● **Aim of the task**: Identify every line in the records below that contains the word "Periprocedural", and reproduce each one.

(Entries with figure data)
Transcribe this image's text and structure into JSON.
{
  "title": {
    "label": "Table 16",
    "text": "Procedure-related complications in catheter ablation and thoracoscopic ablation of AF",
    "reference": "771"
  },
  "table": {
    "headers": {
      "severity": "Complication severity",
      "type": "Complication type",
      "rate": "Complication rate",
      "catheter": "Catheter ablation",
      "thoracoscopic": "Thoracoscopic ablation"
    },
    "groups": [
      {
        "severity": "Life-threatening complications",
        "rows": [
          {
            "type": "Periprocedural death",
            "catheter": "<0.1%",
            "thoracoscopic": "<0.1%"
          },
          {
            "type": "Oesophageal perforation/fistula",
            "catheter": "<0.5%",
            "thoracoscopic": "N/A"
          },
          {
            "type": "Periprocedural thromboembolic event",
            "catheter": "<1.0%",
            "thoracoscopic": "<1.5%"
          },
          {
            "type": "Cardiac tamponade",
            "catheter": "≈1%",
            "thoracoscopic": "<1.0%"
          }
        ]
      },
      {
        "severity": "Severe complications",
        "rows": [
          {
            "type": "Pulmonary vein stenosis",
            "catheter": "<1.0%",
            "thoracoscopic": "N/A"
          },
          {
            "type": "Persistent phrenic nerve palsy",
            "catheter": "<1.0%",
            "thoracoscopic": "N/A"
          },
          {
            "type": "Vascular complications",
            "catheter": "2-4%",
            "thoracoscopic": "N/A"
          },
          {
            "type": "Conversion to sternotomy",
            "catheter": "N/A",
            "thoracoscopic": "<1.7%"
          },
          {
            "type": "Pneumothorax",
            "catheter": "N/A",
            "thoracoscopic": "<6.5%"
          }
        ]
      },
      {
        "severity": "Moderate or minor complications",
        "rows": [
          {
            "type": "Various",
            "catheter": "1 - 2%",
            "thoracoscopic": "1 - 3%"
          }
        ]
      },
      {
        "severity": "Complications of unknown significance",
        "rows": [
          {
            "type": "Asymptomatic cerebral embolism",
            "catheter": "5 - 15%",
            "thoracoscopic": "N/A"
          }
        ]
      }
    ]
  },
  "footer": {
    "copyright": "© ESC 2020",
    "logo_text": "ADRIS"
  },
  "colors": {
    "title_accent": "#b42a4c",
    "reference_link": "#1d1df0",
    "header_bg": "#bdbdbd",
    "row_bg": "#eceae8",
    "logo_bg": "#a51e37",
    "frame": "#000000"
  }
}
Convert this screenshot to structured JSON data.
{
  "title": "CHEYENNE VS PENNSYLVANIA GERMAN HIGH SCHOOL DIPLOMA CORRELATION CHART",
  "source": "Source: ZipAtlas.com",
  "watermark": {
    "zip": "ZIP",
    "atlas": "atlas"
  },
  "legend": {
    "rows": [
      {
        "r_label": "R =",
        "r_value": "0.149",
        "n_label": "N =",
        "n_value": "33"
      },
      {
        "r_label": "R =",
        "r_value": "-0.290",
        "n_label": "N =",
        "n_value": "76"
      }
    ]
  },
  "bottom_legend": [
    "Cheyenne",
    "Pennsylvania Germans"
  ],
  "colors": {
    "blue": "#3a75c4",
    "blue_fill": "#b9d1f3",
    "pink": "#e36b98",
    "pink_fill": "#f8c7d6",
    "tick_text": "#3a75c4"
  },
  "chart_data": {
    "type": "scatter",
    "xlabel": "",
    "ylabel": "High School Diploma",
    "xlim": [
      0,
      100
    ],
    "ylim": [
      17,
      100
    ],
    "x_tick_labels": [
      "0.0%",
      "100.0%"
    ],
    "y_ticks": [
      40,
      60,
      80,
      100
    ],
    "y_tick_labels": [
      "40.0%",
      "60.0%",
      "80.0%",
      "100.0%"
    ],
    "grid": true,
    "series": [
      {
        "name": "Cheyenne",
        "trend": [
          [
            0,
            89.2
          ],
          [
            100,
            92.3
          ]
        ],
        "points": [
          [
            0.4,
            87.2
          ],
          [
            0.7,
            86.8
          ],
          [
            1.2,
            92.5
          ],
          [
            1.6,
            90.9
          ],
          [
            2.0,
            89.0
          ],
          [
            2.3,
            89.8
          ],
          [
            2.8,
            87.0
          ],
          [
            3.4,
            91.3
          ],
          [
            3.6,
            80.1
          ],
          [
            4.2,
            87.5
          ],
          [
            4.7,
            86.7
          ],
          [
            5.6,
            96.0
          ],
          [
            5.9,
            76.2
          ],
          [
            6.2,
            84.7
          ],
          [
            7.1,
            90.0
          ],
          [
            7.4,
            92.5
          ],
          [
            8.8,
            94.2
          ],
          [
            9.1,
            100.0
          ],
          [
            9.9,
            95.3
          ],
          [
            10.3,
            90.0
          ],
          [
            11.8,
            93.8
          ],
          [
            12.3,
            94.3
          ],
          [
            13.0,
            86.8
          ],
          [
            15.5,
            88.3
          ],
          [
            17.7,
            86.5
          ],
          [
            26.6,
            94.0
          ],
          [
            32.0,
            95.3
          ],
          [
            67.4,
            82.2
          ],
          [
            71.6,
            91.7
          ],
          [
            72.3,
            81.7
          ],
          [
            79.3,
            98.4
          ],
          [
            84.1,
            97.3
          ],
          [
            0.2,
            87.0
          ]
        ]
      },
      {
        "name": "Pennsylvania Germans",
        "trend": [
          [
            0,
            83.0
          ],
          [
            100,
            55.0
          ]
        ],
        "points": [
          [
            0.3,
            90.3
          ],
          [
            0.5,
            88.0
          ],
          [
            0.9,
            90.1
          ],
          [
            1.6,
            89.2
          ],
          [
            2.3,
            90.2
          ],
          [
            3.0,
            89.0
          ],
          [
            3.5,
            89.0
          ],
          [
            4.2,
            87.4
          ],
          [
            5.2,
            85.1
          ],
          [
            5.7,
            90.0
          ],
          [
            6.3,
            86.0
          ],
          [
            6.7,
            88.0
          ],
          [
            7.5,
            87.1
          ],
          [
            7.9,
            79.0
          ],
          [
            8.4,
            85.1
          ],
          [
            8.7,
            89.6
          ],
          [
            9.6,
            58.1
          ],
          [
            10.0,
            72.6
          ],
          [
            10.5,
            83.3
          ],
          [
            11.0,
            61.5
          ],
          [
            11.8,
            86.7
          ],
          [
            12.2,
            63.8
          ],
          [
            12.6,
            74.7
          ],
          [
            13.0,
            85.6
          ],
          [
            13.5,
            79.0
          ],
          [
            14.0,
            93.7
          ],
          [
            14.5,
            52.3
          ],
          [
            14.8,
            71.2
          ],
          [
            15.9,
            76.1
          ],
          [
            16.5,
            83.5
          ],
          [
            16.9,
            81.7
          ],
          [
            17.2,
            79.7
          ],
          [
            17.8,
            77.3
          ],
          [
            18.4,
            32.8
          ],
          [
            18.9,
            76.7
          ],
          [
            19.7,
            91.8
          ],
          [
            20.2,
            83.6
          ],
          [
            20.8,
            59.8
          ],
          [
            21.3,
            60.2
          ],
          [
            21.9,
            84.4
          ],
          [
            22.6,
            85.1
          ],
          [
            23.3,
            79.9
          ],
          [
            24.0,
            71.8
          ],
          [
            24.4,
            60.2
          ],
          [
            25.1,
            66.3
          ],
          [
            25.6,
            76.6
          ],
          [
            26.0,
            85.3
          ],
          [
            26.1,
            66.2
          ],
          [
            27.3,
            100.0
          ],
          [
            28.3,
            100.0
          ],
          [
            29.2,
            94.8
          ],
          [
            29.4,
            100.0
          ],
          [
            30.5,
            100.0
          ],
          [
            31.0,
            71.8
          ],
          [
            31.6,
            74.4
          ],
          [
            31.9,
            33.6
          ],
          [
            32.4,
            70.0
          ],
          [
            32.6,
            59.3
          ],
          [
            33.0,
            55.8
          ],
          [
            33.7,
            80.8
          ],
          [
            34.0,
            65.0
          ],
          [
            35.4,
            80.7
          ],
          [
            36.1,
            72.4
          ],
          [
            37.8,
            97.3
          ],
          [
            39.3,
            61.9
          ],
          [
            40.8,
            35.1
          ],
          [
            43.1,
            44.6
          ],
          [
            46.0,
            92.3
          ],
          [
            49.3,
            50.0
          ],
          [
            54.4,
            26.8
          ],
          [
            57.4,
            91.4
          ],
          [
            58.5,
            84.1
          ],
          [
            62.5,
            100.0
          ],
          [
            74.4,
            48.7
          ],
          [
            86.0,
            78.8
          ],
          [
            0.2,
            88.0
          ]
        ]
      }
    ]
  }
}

● **Task result**:
            "type": "Periprocedural death",
            "type": "Periprocedural thromboembolic event",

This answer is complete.